What to work on – Would you quote every entry exactly, dropping only the pictures?

─── Items ───

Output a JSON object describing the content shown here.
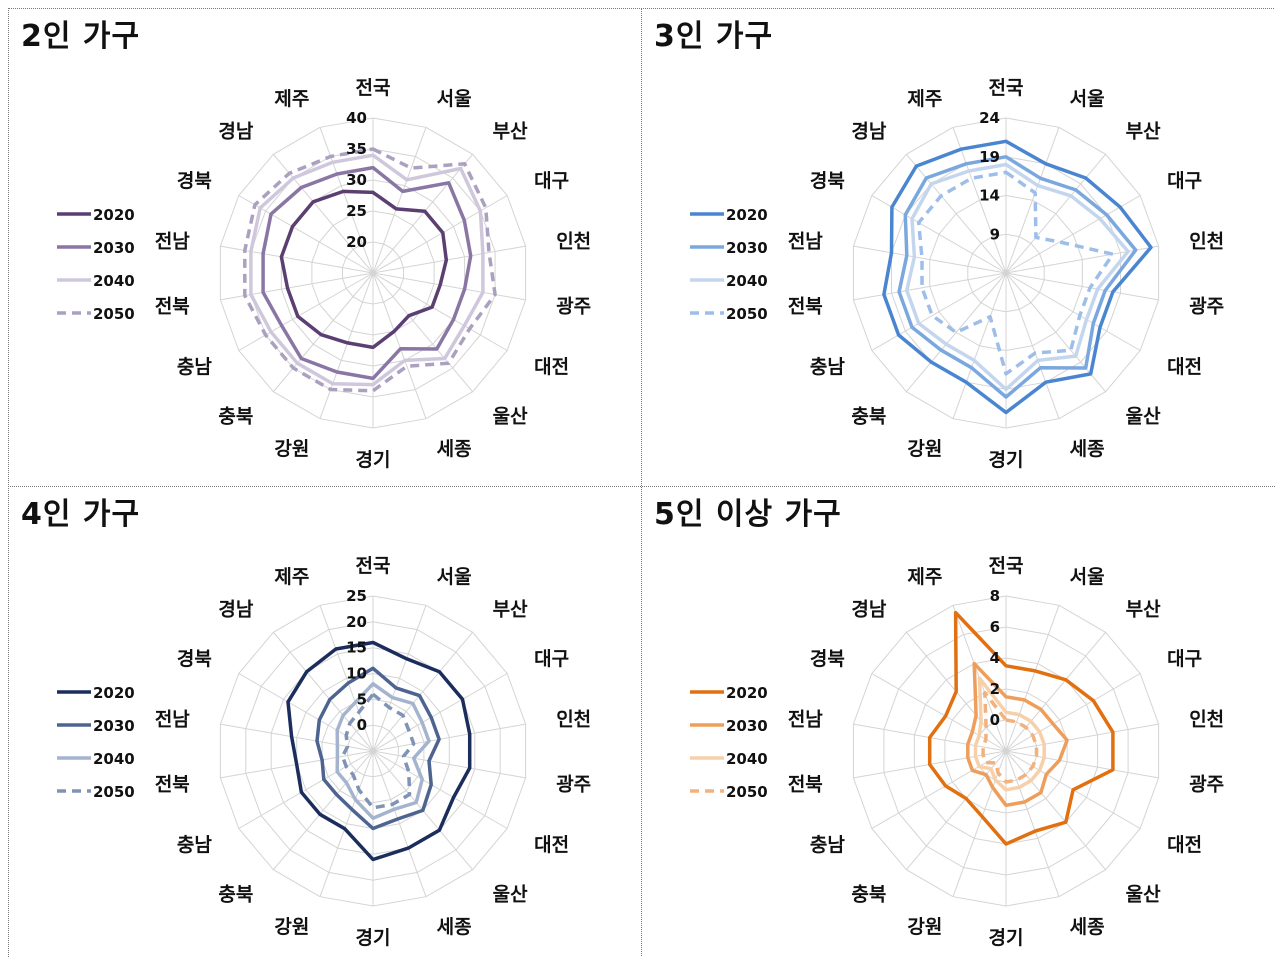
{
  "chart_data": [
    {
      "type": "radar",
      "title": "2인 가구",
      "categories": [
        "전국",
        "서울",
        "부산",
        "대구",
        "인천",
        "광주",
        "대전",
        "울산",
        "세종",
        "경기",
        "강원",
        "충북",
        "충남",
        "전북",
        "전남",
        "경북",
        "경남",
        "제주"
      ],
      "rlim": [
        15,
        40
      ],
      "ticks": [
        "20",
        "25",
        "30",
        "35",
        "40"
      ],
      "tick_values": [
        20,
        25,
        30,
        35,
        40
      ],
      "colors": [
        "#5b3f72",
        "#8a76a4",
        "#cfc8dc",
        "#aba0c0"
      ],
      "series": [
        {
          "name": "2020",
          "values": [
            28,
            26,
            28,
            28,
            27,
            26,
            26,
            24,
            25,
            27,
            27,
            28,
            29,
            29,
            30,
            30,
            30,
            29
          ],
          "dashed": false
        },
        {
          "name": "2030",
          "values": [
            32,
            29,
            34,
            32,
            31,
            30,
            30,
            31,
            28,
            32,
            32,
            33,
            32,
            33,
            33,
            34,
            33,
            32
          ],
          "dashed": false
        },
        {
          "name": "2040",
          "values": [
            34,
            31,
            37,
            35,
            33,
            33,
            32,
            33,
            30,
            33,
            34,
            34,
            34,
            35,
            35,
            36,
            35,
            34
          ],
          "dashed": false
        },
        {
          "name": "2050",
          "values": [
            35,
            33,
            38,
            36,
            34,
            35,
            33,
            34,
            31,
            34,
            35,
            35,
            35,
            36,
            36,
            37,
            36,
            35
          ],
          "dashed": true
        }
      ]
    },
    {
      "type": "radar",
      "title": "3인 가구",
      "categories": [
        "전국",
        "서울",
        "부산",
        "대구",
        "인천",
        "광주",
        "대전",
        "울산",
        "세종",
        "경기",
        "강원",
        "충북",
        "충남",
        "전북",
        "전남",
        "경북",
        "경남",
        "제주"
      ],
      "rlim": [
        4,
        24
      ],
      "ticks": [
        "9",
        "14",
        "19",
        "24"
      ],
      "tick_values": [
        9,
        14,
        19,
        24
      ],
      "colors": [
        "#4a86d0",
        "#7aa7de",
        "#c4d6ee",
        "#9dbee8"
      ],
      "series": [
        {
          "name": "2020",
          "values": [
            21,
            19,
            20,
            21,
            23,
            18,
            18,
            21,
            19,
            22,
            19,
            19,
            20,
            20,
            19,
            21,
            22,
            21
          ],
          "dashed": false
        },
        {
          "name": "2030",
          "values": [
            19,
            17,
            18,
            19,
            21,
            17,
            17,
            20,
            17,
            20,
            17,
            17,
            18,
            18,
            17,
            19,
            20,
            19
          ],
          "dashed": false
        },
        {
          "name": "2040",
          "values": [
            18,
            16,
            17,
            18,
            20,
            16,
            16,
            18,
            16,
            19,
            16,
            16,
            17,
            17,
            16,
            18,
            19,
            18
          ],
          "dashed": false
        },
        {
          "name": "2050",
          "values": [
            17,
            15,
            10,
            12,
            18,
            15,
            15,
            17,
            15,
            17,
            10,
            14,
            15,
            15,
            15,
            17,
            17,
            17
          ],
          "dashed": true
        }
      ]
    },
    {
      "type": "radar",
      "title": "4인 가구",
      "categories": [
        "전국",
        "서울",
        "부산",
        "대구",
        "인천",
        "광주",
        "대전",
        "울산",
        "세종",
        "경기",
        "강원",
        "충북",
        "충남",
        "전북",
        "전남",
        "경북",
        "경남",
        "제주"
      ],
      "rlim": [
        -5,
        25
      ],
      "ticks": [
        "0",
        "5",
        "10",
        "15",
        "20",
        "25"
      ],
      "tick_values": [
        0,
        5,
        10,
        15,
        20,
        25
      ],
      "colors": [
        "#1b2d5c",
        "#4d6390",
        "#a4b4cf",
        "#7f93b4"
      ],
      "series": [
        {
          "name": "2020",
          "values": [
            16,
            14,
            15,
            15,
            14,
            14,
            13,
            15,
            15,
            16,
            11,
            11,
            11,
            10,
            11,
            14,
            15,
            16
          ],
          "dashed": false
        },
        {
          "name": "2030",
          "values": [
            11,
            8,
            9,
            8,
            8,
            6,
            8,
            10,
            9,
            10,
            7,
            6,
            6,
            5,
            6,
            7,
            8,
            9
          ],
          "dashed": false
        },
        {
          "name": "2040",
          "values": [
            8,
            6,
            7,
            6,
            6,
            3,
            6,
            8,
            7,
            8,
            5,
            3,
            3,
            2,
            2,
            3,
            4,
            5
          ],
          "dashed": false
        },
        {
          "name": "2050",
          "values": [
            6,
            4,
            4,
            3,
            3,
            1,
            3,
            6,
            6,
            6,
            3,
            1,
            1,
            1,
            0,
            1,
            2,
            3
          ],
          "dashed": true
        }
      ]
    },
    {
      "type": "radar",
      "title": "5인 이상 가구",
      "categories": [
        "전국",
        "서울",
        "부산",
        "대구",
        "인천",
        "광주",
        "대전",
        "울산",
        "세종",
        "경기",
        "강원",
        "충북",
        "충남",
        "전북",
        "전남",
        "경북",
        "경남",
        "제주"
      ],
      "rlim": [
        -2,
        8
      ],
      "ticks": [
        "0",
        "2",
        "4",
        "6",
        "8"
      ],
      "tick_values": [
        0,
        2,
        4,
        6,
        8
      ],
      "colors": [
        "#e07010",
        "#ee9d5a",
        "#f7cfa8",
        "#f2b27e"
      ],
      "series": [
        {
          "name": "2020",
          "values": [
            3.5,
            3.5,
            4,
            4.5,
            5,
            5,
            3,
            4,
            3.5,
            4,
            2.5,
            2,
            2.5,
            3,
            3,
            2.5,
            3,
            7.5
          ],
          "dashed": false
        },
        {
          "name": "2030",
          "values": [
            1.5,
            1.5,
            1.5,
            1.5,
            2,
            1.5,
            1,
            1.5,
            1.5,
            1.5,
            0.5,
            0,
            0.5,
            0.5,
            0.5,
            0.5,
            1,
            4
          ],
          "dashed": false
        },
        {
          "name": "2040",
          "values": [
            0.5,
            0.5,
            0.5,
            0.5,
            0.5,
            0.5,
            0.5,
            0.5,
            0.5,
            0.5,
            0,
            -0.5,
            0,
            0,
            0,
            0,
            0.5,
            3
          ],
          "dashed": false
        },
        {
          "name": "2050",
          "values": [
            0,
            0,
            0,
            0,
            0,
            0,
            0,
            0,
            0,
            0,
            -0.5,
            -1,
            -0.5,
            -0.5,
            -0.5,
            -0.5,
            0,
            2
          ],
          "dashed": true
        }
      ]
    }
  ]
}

───

Answer to the task –
Output a JSON object describing the content shown here.
{
  "chart_data": [
    {
      "type": "radar",
      "title": "2인 가구",
      "categories": [
        "전국",
        "서울",
        "부산",
        "대구",
        "인천",
        "광주",
        "대전",
        "울산",
        "세종",
        "경기",
        "강원",
        "충북",
        "충남",
        "전북",
        "전남",
        "경북",
        "경남",
        "제주"
      ],
      "rlim": [
        15,
        40
      ],
      "ticks": [
        "20",
        "25",
        "30",
        "35",
        "40"
      ],
      "tick_values": [
        20,
        25,
        30,
        35,
        40
      ],
      "colors": [
        "#5b3f72",
        "#8a76a4",
        "#cfc8dc",
        "#aba0c0"
      ],
      "series": [
        {
          "name": "2020",
          "values": [
            28,
            26,
            28,
            28,
            27,
            26,
            26,
            24,
            25,
            27,
            27,
            28,
            29,
            29,
            30,
            30,
            30,
            29
          ],
          "dashed": false
        },
        {
          "name": "2030",
          "values": [
            32,
            29,
            34,
            32,
            31,
            30,
            30,
            31,
            28,
            32,
            32,
            33,
            32,
            33,
            33,
            34,
            33,
            32
          ],
          "dashed": false
        },
        {
          "name": "2040",
          "values": [
            34,
            31,
            37,
            35,
            33,
            33,
            32,
            33,
            30,
            33,
            34,
            34,
            34,
            35,
            35,
            36,
            35,
            34
          ],
          "dashed": false
        },
        {
          "name": "2050",
          "values": [
            35,
            33,
            38,
            36,
            34,
            35,
            33,
            34,
            31,
            34,
            35,
            35,
            35,
            36,
            36,
            37,
            36,
            35
          ],
          "dashed": true
        }
      ]
    },
    {
      "type": "radar",
      "title": "3인 가구",
      "categories": [
        "전국",
        "서울",
        "부산",
        "대구",
        "인천",
        "광주",
        "대전",
        "울산",
        "세종",
        "경기",
        "강원",
        "충북",
        "충남",
        "전북",
        "전남",
        "경북",
        "경남",
        "제주"
      ],
      "rlim": [
        4,
        24
      ],
      "ticks": [
        "9",
        "14",
        "19",
        "24"
      ],
      "tick_values": [
        9,
        14,
        19,
        24
      ],
      "colors": [
        "#4a86d0",
        "#7aa7de",
        "#c4d6ee",
        "#9dbee8"
      ],
      "series": [
        {
          "name": "2020",
          "values": [
            21,
            19,
            20,
            21,
            23,
            18,
            18,
            21,
            19,
            22,
            19,
            19,
            20,
            20,
            19,
            21,
            22,
            21
          ],
          "dashed": false
        },
        {
          "name": "2030",
          "values": [
            19,
            17,
            18,
            19,
            21,
            17,
            17,
            20,
            17,
            20,
            17,
            17,
            18,
            18,
            17,
            19,
            20,
            19
          ],
          "dashed": false
        },
        {
          "name": "2040",
          "values": [
            18,
            16,
            17,
            18,
            20,
            16,
            16,
            18,
            16,
            19,
            16,
            16,
            17,
            17,
            16,
            18,
            19,
            18
          ],
          "dashed": false
        },
        {
          "name": "2050",
          "values": [
            17,
            15,
            10,
            12,
            18,
            15,
            15,
            17,
            15,
            17,
            10,
            14,
            15,
            15,
            15,
            17,
            17,
            17
          ],
          "dashed": true
        }
      ]
    },
    {
      "type": "radar",
      "title": "4인 가구",
      "categories": [
        "전국",
        "서울",
        "부산",
        "대구",
        "인천",
        "광주",
        "대전",
        "울산",
        "세종",
        "경기",
        "강원",
        "충북",
        "충남",
        "전북",
        "전남",
        "경북",
        "경남",
        "제주"
      ],
      "rlim": [
        -5,
        25
      ],
      "ticks": [
        "0",
        "5",
        "10",
        "15",
        "20",
        "25"
      ],
      "tick_values": [
        0,
        5,
        10,
        15,
        20,
        25
      ],
      "colors": [
        "#1b2d5c",
        "#4d6390",
        "#a4b4cf",
        "#7f93b4"
      ],
      "series": [
        {
          "name": "2020",
          "values": [
            16,
            14,
            15,
            15,
            14,
            14,
            13,
            15,
            15,
            16,
            11,
            11,
            11,
            10,
            11,
            14,
            15,
            16
          ],
          "dashed": false
        },
        {
          "name": "2030",
          "values": [
            11,
            8,
            9,
            8,
            8,
            6,
            8,
            10,
            9,
            10,
            7,
            6,
            6,
            5,
            6,
            7,
            8,
            9
          ],
          "dashed": false
        },
        {
          "name": "2040",
          "values": [
            8,
            6,
            7,
            6,
            6,
            3,
            6,
            8,
            7,
            8,
            5,
            3,
            3,
            2,
            2,
            3,
            4,
            5
          ],
          "dashed": false
        },
        {
          "name": "2050",
          "values": [
            6,
            4,
            4,
            3,
            3,
            1,
            3,
            6,
            6,
            6,
            3,
            1,
            1,
            1,
            0,
            1,
            2,
            3
          ],
          "dashed": true
        }
      ]
    },
    {
      "type": "radar",
      "title": "5인 이상 가구",
      "categories": [
        "전국",
        "서울",
        "부산",
        "대구",
        "인천",
        "광주",
        "대전",
        "울산",
        "세종",
        "경기",
        "강원",
        "충북",
        "충남",
        "전북",
        "전남",
        "경북",
        "경남",
        "제주"
      ],
      "rlim": [
        -2,
        8
      ],
      "ticks": [
        "0",
        "2",
        "4",
        "6",
        "8"
      ],
      "tick_values": [
        0,
        2,
        4,
        6,
        8
      ],
      "colors": [
        "#e07010",
        "#ee9d5a",
        "#f7cfa8",
        "#f2b27e"
      ],
      "series": [
        {
          "name": "2020",
          "values": [
            3.5,
            3.5,
            4,
            4.5,
            5,
            5,
            3,
            4,
            3.5,
            4,
            2.5,
            2,
            2.5,
            3,
            3,
            2.5,
            3,
            7.5
          ],
          "dashed": false
        },
        {
          "name": "2030",
          "values": [
            1.5,
            1.5,
            1.5,
            1.5,
            2,
            1.5,
            1,
            1.5,
            1.5,
            1.5,
            0.5,
            0,
            0.5,
            0.5,
            0.5,
            0.5,
            1,
            4
          ],
          "dashed": false
        },
        {
          "name": "2040",
          "values": [
            0.5,
            0.5,
            0.5,
            0.5,
            0.5,
            0.5,
            0.5,
            0.5,
            0.5,
            0.5,
            0,
            -0.5,
            0,
            0,
            0,
            0,
            0.5,
            3
          ],
          "dashed": false
        },
        {
          "name": "2050",
          "values": [
            0,
            0,
            0,
            0,
            0,
            0,
            0,
            0,
            0,
            0,
            -0.5,
            -1,
            -0.5,
            -0.5,
            -0.5,
            -0.5,
            0,
            2
          ],
          "dashed": true
        }
      ]
    }
  ]
}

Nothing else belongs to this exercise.